Recorded data:
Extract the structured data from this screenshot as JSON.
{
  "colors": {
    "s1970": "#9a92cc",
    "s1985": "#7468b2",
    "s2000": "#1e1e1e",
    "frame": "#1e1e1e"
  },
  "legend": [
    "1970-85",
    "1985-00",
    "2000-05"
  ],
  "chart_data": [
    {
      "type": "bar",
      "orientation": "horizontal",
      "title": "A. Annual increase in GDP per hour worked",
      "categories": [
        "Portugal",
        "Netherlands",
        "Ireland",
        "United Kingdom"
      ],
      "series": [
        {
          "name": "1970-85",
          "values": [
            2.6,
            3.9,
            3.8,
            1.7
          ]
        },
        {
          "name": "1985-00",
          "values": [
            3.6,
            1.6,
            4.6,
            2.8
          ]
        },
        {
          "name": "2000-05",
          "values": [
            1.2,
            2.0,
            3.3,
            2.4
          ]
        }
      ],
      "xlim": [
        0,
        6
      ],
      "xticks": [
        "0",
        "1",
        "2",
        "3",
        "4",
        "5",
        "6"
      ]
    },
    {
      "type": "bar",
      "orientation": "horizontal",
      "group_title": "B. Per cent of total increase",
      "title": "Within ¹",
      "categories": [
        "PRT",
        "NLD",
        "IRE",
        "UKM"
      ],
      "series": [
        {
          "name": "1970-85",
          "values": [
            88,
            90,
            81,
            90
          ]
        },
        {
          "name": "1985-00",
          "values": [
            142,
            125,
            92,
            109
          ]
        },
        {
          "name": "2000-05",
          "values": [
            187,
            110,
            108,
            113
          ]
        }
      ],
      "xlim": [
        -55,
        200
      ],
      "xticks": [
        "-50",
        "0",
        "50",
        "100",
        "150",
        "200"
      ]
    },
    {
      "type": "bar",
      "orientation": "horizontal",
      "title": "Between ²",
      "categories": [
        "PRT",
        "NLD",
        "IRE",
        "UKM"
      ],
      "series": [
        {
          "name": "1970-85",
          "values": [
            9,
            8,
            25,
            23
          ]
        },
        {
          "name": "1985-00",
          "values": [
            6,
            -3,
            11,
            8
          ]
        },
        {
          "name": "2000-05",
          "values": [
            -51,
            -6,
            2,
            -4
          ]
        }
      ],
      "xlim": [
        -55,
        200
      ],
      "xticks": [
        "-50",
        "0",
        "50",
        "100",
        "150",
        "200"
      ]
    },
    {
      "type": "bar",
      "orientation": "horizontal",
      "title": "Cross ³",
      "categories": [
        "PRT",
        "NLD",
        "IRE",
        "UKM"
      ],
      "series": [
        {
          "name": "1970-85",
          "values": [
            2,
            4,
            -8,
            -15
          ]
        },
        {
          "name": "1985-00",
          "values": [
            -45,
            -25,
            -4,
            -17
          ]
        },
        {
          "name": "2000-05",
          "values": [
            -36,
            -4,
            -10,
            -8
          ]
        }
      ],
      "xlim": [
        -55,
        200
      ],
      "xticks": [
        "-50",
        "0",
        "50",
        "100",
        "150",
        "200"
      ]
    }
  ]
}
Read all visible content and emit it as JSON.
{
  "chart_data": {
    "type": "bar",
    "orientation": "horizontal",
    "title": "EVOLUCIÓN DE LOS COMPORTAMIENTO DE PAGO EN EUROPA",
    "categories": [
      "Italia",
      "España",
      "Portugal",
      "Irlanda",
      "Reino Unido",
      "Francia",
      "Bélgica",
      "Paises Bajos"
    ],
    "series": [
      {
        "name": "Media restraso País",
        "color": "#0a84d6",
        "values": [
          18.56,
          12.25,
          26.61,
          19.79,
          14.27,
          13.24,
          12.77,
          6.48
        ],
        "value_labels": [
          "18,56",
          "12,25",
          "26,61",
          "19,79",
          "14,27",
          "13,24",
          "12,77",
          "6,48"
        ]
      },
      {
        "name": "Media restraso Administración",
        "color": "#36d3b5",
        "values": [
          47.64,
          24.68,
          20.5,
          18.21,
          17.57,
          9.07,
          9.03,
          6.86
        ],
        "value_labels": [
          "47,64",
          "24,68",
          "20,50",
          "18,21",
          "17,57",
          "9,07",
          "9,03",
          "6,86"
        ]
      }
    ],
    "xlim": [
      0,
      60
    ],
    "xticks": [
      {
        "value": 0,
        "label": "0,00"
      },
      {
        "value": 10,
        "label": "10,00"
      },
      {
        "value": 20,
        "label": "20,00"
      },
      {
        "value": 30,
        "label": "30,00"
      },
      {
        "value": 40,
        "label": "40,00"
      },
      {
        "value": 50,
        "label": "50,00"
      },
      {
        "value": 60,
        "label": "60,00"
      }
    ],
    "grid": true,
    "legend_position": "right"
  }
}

> _CHALLENGE_: Please reproduce each record precisely as written.

> _RESPONSE TO THE TASK_:
Extract the structured data from this screenshot as JSON.
{
  "colors": {
    "s1970": "#9a92cc",
    "s1985": "#7468b2",
    "s2000": "#1e1e1e",
    "frame": "#1e1e1e"
  },
  "legend": [
    "1970-85",
    "1985-00",
    "2000-05"
  ],
  "chart_data": [
    {
      "type": "bar",
      "orientation": "horizontal",
      "title": "A. Annual increase in GDP per hour worked",
      "categories": [
        "Portugal",
        "Netherlands",
        "Ireland",
        "United Kingdom"
      ],
      "series": [
        {
          "name": "1970-85",
          "values": [
            2.6,
            3.9,
            3.8,
            1.7
          ]
        },
        {
          "name": "1985-00",
          "values": [
            3.6,
            1.6,
            4.6,
            2.8
          ]
        },
        {
          "name": "2000-05",
          "values": [
            1.2,
            2.0,
            3.3,
            2.4
          ]
        }
      ],
      "xlim": [
        0,
        6
      ],
      "xticks": [
        "0",
        "1",
        "2",
        "3",
        "4",
        "5",
        "6"
      ]
    },
    {
      "type": "bar",
      "orientation": "horizontal",
      "group_title": "B. Per cent of total increase",
      "title": "Within ¹",
      "categories": [
        "PRT",
        "NLD",
        "IRE",
        "UKM"
      ],
      "series": [
        {
          "name": "1970-85",
          "values": [
            88,
            90,
            81,
            90
          ]
        },
        {
          "name": "1985-00",
          "values": [
            142,
            125,
            92,
            109
          ]
        },
        {
          "name": "2000-05",
          "values": [
            187,
            110,
            108,
            113
          ]
        }
      ],
      "xlim": [
        -55,
        200
      ],
      "xticks": [
        "-50",
        "0",
        "50",
        "100",
        "150",
        "200"
      ]
    },
    {
      "type": "bar",
      "orientation": "horizontal",
      "title": "Between ²",
      "categories": [
        "PRT",
        "NLD",
        "IRE",
        "UKM"
      ],
      "series": [
        {
          "name": "1970-85",
          "values": [
            9,
            8,
            25,
            23
          ]
        },
        {
          "name": "1985-00",
          "values": [
            6,
            -3,
            11,
            8
          ]
        },
        {
          "name": "2000-05",
          "values": [
            -51,
            -6,
            2,
            -4
          ]
        }
      ],
      "xlim": [
        -55,
        200
      ],
      "xticks": [
        "-50",
        "0",
        "50",
        "100",
        "150",
        "200"
      ]
    },
    {
      "type": "bar",
      "orientation": "horizontal",
      "title": "Cross ³",
      "categories": [
        "PRT",
        "NLD",
        "IRE",
        "UKM"
      ],
      "series": [
        {
          "name": "1970-85",
          "values": [
            2,
            4,
            -8,
            -15
          ]
        },
        {
          "name": "1985-00",
          "values": [
            -45,
            -25,
            -4,
            -17
          ]
        },
        {
          "name": "2000-05",
          "values": [
            -36,
            -4,
            -10,
            -8
          ]
        }
      ],
      "xlim": [
        -55,
        200
      ],
      "xticks": [
        "-50",
        "0",
        "50",
        "100",
        "150",
        "200"
      ]
    }
  ]
}
Read all visible content and emit it as JSON.
{
  "chart_data": {
    "type": "bar",
    "orientation": "horizontal",
    "title": "EVOLUCIÓN DE LOS COMPORTAMIENTO DE PAGO EN EUROPA",
    "categories": [
      "Italia",
      "España",
      "Portugal",
      "Irlanda",
      "Reino Unido",
      "Francia",
      "Bélgica",
      "Paises Bajos"
    ],
    "series": [
      {
        "name": "Media restraso País",
        "color": "#0a84d6",
        "values": [
          18.56,
          12.25,
          26.61,
          19.79,
          14.27,
          13.24,
          12.77,
          6.48
        ],
        "value_labels": [
          "18,56",
          "12,25",
          "26,61",
          "19,79",
          "14,27",
          "13,24",
          "12,77",
          "6,48"
        ]
      },
      {
        "name": "Media restraso Administración",
        "color": "#36d3b5",
        "values": [
          47.64,
          24.68,
          20.5,
          18.21,
          17.57,
          9.07,
          9.03,
          6.86
        ],
        "value_labels": [
          "47,64",
          "24,68",
          "20,50",
          "18,21",
          "17,57",
          "9,07",
          "9,03",
          "6,86"
        ]
      }
    ],
    "xlim": [
      0,
      60
    ],
    "xticks": [
      {
        "value": 0,
        "label": "0,00"
      },
      {
        "value": 10,
        "label": "10,00"
      },
      {
        "value": 20,
        "label": "20,00"
      },
      {
        "value": 30,
        "label": "30,00"
      },
      {
        "value": 40,
        "label": "40,00"
      },
      {
        "value": 50,
        "label": "50,00"
      },
      {
        "value": 60,
        "label": "60,00"
      }
    ],
    "grid": true,
    "legend_position": "right"
  }
}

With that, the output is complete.